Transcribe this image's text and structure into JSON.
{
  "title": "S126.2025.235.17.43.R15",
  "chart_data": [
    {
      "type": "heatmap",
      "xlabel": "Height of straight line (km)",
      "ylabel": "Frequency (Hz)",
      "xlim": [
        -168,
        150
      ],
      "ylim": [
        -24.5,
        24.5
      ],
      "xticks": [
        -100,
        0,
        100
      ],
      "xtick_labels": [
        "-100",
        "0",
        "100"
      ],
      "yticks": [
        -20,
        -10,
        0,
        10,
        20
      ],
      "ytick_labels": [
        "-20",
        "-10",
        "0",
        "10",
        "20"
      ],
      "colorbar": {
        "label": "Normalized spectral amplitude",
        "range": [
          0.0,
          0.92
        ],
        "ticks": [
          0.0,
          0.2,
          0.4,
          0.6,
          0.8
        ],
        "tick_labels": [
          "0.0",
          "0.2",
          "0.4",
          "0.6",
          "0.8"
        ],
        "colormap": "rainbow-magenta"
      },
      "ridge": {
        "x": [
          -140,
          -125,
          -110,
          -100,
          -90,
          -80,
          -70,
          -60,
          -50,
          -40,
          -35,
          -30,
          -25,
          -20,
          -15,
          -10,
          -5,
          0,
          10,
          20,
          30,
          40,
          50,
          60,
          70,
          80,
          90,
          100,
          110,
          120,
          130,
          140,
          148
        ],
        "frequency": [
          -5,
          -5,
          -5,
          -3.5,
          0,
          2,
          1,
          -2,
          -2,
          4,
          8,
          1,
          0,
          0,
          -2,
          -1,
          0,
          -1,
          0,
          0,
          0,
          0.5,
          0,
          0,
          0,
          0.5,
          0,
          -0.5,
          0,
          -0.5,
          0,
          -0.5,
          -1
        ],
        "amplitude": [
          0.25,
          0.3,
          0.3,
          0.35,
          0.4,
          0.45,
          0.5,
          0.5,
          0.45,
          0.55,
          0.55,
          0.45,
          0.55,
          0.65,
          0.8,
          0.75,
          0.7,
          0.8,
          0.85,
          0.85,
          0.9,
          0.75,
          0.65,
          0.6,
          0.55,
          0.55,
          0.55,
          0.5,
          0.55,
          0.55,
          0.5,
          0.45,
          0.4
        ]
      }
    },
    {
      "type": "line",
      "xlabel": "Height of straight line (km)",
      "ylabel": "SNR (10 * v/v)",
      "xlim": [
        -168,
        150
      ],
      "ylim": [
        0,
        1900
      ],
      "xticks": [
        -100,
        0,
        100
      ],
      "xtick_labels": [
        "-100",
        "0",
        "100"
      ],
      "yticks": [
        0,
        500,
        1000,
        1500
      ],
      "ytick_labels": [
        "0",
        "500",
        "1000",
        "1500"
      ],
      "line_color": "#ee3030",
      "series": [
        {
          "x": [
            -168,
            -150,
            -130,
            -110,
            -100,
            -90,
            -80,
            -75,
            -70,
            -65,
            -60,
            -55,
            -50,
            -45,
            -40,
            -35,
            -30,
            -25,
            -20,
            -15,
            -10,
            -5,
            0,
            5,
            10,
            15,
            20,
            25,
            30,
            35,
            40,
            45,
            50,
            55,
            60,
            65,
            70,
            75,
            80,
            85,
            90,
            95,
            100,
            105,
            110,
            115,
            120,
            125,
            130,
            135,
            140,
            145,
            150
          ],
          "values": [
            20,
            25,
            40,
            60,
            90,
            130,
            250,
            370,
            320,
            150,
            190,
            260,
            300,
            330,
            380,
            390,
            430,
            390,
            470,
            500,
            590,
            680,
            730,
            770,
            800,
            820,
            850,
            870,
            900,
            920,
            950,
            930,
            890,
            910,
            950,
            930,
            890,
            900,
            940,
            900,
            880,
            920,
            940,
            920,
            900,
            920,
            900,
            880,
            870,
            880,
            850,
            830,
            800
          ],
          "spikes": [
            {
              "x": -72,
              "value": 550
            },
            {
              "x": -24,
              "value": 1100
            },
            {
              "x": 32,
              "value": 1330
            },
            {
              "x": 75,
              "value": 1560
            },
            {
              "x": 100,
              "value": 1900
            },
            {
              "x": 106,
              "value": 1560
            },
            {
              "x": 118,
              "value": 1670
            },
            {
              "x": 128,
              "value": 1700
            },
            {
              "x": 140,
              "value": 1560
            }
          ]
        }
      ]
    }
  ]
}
== == ==
Above are the records; copy all of them exactly.

**WRITTEN SOLUTION**
Transcribe this image's text and structure into JSON.
{
  "title": "S126.2025.235.17.43.R15",
  "chart_data": [
    {
      "type": "heatmap",
      "xlabel": "Height of straight line (km)",
      "ylabel": "Frequency (Hz)",
      "xlim": [
        -168,
        150
      ],
      "ylim": [
        -24.5,
        24.5
      ],
      "xticks": [
        -100,
        0,
        100
      ],
      "xtick_labels": [
        "-100",
        "0",
        "100"
      ],
      "yticks": [
        -20,
        -10,
        0,
        10,
        20
      ],
      "ytick_labels": [
        "-20",
        "-10",
        "0",
        "10",
        "20"
      ],
      "colorbar": {
        "label": "Normalized spectral amplitude",
        "range": [
          0.0,
          0.92
        ],
        "ticks": [
          0.0,
          0.2,
          0.4,
          0.6,
          0.8
        ],
        "tick_labels": [
          "0.0",
          "0.2",
          "0.4",
          "0.6",
          "0.8"
        ],
        "colormap": "rainbow-magenta"
      },
      "ridge": {
        "x": [
          -140,
          -125,
          -110,
          -100,
          -90,
          -80,
          -70,
          -60,
          -50,
          -40,
          -35,
          -30,
          -25,
          -20,
          -15,
          -10,
          -5,
          0,
          10,
          20,
          30,
          40,
          50,
          60,
          70,
          80,
          90,
          100,
          110,
          120,
          130,
          140,
          148
        ],
        "frequency": [
          -5,
          -5,
          -5,
          -3.5,
          0,
          2,
          1,
          -2,
          -2,
          4,
          8,
          1,
          0,
          0,
          -2,
          -1,
          0,
          -1,
          0,
          0,
          0,
          0.5,
          0,
          0,
          0,
          0.5,
          0,
          -0.5,
          0,
          -0.5,
          0,
          -0.5,
          -1
        ],
        "amplitude": [
          0.25,
          0.3,
          0.3,
          0.35,
          0.4,
          0.45,
          0.5,
          0.5,
          0.45,
          0.55,
          0.55,
          0.45,
          0.55,
          0.65,
          0.8,
          0.75,
          0.7,
          0.8,
          0.85,
          0.85,
          0.9,
          0.75,
          0.65,
          0.6,
          0.55,
          0.55,
          0.55,
          0.5,
          0.55,
          0.55,
          0.5,
          0.45,
          0.4
        ]
      }
    },
    {
      "type": "line",
      "xlabel": "Height of straight line (km)",
      "ylabel": "SNR (10 * v/v)",
      "xlim": [
        -168,
        150
      ],
      "ylim": [
        0,
        1900
      ],
      "xticks": [
        -100,
        0,
        100
      ],
      "xtick_labels": [
        "-100",
        "0",
        "100"
      ],
      "yticks": [
        0,
        500,
        1000,
        1500
      ],
      "ytick_labels": [
        "0",
        "500",
        "1000",
        "1500"
      ],
      "line_color": "#ee3030",
      "series": [
        {
          "x": [
            -168,
            -150,
            -130,
            -110,
            -100,
            -90,
            -80,
            -75,
            -70,
            -65,
            -60,
            -55,
            -50,
            -45,
            -40,
            -35,
            -30,
            -25,
            -20,
            -15,
            -10,
            -5,
            0,
            5,
            10,
            15,
            20,
            25,
            30,
            35,
            40,
            45,
            50,
            55,
            60,
            65,
            70,
            75,
            80,
            85,
            90,
            95,
            100,
            105,
            110,
            115,
            120,
            125,
            130,
            135,
            140,
            145,
            150
          ],
          "values": [
            20,
            25,
            40,
            60,
            90,
            130,
            250,
            370,
            320,
            150,
            190,
            260,
            300,
            330,
            380,
            390,
            430,
            390,
            470,
            500,
            590,
            680,
            730,
            770,
            800,
            820,
            850,
            870,
            900,
            920,
            950,
            930,
            890,
            910,
            950,
            930,
            890,
            900,
            940,
            900,
            880,
            920,
            940,
            920,
            900,
            920,
            900,
            880,
            870,
            880,
            850,
            830,
            800
          ],
          "spikes": [
            {
              "x": -72,
              "value": 550
            },
            {
              "x": -24,
              "value": 1100
            },
            {
              "x": 32,
              "value": 1330
            },
            {
              "x": 75,
              "value": 1560
            },
            {
              "x": 100,
              "value": 1900
            },
            {
              "x": 106,
              "value": 1560
            },
            {
              "x": 118,
              "value": 1670
            },
            {
              "x": 128,
              "value": 1700
            },
            {
              "x": 140,
              "value": 1560
            }
          ]
        }
      ]
    }
  ]
}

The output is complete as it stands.